課題文
以下の記録のうち、「y-tick-label: 0.00 xyxy=(79,1092,120,1112)」を含む行から「series-line-wind-speed xyxy=(129,370,1183,512)」を含む行までを、両端の行も含めて一字一句変えずに書き写すこと。

==================================================

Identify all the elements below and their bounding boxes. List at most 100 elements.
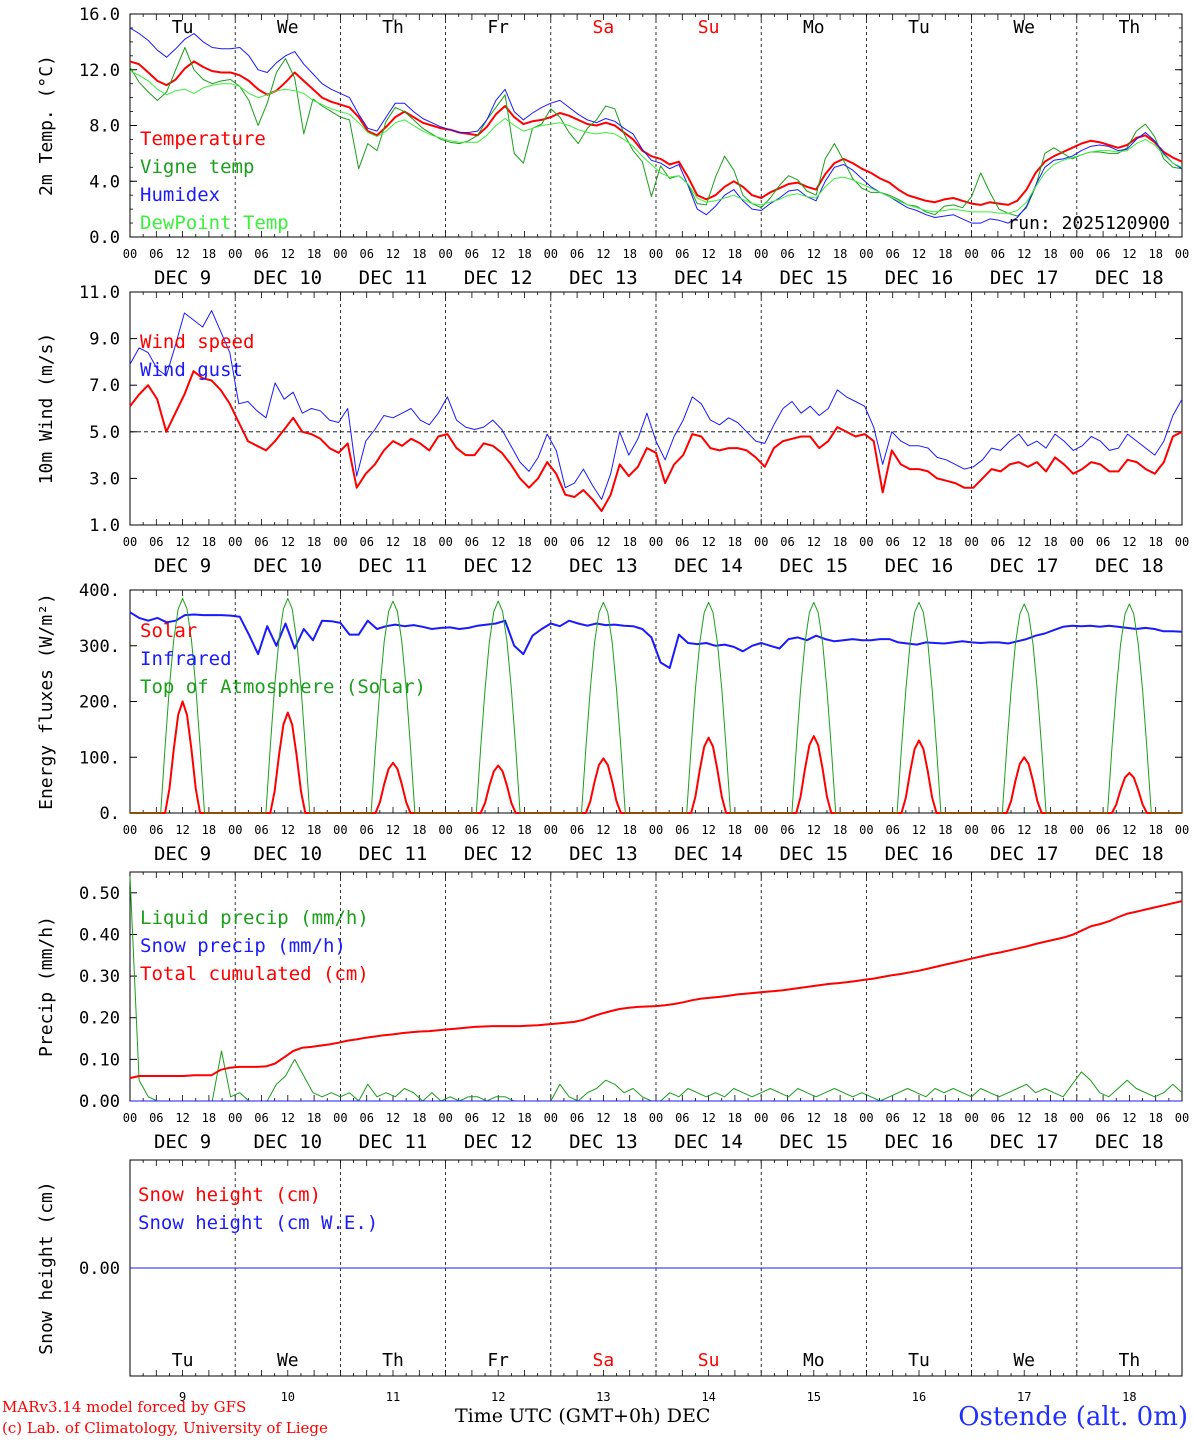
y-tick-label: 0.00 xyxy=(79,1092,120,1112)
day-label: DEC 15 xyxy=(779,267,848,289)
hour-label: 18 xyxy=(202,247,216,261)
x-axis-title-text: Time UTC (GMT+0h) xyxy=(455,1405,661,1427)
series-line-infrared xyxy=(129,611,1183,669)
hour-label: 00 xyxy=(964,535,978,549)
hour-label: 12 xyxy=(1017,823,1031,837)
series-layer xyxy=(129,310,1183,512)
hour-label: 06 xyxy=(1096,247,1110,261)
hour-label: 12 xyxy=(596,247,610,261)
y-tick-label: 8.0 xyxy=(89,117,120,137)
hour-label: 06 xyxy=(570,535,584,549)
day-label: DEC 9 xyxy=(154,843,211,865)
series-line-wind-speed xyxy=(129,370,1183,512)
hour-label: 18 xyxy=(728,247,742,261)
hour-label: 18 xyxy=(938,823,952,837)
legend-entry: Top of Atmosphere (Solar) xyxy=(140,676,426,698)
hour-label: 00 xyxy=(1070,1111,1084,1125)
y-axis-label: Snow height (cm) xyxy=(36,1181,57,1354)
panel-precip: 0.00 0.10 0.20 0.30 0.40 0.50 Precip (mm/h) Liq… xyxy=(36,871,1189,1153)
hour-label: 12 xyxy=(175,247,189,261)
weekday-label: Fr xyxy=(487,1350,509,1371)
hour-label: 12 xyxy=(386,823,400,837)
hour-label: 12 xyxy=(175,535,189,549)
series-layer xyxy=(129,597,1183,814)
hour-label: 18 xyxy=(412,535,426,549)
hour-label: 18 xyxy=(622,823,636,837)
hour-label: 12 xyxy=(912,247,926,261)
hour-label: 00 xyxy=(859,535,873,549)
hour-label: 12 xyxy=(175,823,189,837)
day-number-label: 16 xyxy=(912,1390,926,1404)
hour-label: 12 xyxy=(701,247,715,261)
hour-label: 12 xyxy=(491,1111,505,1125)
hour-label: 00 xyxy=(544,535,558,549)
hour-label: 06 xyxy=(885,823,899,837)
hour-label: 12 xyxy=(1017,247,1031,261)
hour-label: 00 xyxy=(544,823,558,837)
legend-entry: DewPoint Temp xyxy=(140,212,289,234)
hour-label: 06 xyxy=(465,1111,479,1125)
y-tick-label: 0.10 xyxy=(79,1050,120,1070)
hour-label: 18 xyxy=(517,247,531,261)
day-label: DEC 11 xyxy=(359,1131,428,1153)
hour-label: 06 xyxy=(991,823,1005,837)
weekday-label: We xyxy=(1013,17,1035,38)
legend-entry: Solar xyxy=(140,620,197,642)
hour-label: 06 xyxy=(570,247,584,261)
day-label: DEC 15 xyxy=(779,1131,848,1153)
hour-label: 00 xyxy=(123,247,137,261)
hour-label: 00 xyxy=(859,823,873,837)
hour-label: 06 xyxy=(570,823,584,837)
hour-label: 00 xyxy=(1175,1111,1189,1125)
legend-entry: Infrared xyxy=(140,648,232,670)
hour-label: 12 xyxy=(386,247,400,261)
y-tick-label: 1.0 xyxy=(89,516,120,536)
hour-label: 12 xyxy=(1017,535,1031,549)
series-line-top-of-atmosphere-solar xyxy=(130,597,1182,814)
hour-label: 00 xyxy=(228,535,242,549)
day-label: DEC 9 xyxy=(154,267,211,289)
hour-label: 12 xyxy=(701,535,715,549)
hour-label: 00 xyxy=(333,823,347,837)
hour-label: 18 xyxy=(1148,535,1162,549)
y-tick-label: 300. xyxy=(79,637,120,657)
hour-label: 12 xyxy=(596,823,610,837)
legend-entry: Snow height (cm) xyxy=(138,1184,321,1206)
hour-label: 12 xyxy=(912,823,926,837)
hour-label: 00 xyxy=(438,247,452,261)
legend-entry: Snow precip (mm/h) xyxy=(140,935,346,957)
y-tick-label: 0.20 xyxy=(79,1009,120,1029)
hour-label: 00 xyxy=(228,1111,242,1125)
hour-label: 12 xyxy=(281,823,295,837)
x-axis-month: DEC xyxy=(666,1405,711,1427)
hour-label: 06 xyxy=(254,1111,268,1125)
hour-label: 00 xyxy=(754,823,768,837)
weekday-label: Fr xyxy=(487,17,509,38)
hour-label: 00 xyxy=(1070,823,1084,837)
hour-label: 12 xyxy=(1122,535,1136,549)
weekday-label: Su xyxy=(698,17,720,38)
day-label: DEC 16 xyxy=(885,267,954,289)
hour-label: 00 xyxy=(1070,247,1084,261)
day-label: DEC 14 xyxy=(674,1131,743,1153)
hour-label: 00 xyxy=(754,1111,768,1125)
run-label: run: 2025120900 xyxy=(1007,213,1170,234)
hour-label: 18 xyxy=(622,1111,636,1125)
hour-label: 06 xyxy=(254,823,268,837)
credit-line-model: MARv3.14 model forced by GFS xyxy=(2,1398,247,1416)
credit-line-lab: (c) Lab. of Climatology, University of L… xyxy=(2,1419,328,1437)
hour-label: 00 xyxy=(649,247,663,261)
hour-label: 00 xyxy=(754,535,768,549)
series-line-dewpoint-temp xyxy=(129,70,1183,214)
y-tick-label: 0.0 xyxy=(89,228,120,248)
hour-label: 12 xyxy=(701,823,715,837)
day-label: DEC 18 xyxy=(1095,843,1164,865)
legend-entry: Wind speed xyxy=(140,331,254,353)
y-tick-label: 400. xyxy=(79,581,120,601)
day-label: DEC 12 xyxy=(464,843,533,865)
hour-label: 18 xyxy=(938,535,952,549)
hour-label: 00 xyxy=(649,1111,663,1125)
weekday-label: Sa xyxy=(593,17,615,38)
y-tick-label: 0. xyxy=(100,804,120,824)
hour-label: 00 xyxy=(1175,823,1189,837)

==================================================

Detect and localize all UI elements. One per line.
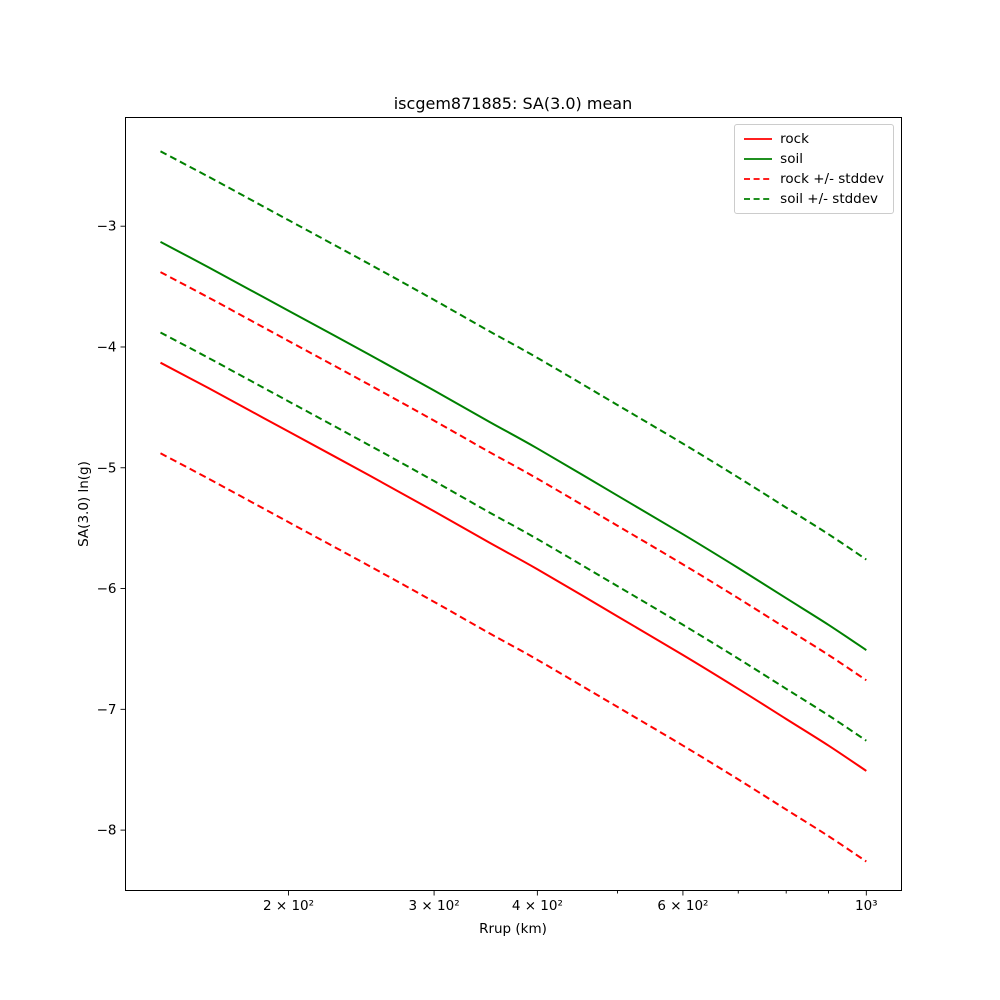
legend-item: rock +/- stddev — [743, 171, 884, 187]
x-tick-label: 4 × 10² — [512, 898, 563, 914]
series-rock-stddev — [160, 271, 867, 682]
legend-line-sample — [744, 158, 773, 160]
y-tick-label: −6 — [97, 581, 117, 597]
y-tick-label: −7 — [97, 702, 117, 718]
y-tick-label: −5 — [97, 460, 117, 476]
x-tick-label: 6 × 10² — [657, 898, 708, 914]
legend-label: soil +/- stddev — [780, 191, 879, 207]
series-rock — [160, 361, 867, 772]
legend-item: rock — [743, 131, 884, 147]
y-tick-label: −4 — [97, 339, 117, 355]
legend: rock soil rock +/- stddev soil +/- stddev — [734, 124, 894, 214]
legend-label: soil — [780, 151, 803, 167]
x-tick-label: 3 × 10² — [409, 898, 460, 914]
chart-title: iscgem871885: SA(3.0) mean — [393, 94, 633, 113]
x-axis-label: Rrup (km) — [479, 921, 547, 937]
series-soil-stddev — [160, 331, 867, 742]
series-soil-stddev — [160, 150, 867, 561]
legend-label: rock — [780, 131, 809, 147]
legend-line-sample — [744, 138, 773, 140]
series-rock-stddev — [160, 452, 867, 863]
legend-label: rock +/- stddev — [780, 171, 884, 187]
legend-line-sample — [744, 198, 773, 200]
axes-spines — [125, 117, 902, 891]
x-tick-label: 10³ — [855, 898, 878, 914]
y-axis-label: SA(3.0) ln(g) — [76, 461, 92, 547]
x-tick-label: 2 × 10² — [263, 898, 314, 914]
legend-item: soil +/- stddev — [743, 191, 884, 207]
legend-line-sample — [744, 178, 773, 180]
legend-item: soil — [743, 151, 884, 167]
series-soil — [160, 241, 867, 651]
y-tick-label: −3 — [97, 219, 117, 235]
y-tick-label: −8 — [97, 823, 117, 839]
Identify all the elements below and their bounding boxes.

==================================================

回答
y-tick-label: 0.00 xyxy=(79,1092,120,1112)
day-label: DEC 15 xyxy=(779,267,848,289)
hour-label: 18 xyxy=(202,247,216,261)
x-axis-title-text: Time UTC (GMT+0h) xyxy=(455,1405,661,1427)
series-line-infrared xyxy=(129,611,1183,669)
hour-label: 00 xyxy=(964,535,978,549)
hour-label: 12 xyxy=(1017,823,1031,837)
series-layer xyxy=(129,310,1183,512)
hour-label: 06 xyxy=(1096,247,1110,261)
hour-label: 12 xyxy=(596,247,610,261)
y-tick-label: 8.0 xyxy=(89,117,120,137)
hour-label: 06 xyxy=(570,535,584,549)
day-label: DEC 9 xyxy=(154,843,211,865)
series-line-wind-speed xyxy=(129,370,1183,512)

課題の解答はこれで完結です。